## STATED EXERCISE
Scan the data for "interest" and copy the lines it appears in.

··· DATA TO PROCESS

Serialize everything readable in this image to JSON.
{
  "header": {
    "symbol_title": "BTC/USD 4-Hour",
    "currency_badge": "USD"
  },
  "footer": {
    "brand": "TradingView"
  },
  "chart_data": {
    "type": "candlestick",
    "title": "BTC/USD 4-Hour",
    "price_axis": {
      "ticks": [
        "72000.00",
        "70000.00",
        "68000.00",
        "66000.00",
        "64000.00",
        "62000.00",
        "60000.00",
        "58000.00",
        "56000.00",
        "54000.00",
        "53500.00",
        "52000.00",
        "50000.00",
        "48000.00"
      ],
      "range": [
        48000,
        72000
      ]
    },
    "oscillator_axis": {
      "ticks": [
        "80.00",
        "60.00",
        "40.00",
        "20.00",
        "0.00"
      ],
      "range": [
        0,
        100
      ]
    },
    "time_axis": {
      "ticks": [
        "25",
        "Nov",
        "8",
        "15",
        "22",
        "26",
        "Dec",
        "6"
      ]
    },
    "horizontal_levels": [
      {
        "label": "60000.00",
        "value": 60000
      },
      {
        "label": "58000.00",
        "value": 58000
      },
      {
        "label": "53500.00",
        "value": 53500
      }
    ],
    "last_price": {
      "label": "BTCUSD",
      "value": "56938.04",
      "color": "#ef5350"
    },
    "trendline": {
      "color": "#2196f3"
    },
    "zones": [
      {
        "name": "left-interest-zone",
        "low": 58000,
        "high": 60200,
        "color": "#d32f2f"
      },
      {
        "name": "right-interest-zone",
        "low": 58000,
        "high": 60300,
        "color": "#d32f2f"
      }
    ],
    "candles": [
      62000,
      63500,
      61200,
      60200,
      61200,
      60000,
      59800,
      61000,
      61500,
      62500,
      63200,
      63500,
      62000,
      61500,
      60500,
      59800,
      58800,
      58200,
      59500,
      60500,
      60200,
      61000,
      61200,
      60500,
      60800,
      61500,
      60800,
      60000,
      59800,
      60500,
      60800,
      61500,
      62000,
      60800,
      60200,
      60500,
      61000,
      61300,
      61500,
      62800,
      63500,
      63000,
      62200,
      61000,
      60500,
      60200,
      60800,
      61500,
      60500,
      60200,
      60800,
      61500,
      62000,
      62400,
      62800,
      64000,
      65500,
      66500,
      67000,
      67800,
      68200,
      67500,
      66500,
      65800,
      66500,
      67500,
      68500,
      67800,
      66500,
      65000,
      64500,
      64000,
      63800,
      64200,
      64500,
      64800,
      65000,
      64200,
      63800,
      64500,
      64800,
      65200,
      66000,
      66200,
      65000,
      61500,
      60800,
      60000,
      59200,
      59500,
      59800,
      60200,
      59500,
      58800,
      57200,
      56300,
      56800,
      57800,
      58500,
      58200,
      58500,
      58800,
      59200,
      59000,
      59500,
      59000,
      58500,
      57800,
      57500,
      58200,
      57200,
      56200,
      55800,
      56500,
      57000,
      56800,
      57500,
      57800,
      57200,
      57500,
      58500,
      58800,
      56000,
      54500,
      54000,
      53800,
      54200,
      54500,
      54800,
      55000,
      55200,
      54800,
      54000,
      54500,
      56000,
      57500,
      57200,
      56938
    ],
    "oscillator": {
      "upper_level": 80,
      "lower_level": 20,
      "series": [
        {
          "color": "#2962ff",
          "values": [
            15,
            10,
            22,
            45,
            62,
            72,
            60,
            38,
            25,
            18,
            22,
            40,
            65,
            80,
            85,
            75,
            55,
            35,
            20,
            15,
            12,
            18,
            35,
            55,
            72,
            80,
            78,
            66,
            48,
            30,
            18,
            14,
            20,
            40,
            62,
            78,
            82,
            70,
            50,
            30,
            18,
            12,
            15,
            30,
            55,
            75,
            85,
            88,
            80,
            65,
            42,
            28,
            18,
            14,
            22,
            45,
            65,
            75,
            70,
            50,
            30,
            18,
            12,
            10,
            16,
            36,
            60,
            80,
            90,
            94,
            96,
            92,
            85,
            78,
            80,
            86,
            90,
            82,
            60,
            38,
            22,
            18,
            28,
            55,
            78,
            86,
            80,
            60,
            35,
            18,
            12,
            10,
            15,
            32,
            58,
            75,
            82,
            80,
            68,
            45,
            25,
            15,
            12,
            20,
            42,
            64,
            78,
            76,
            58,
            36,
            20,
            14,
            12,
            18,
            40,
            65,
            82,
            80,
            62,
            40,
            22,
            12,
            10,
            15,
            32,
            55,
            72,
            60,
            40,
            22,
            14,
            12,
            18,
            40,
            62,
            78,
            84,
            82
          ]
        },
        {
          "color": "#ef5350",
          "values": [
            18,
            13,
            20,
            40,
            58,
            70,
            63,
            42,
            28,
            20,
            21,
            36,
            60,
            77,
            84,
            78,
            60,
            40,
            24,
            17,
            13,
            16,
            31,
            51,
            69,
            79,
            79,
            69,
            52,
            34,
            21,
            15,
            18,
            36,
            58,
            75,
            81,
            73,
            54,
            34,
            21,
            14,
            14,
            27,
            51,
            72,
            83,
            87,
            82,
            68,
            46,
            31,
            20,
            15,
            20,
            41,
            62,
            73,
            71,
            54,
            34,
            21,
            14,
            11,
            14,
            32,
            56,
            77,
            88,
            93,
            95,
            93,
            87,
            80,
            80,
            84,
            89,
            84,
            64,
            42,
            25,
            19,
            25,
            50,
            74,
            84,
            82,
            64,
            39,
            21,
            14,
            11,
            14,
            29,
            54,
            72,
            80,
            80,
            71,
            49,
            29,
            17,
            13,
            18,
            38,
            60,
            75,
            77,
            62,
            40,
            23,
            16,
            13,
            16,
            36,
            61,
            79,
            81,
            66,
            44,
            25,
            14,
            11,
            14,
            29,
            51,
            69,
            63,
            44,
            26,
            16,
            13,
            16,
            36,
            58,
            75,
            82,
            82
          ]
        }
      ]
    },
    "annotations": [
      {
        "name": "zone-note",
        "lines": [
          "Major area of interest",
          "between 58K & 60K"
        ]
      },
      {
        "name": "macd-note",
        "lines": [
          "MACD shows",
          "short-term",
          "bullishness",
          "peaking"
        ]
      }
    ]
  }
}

······

## ANSWER FOR THE TASK
        "name": "left-interest-zone",
        "name": "right-interest-zone",
          "Major area of interest",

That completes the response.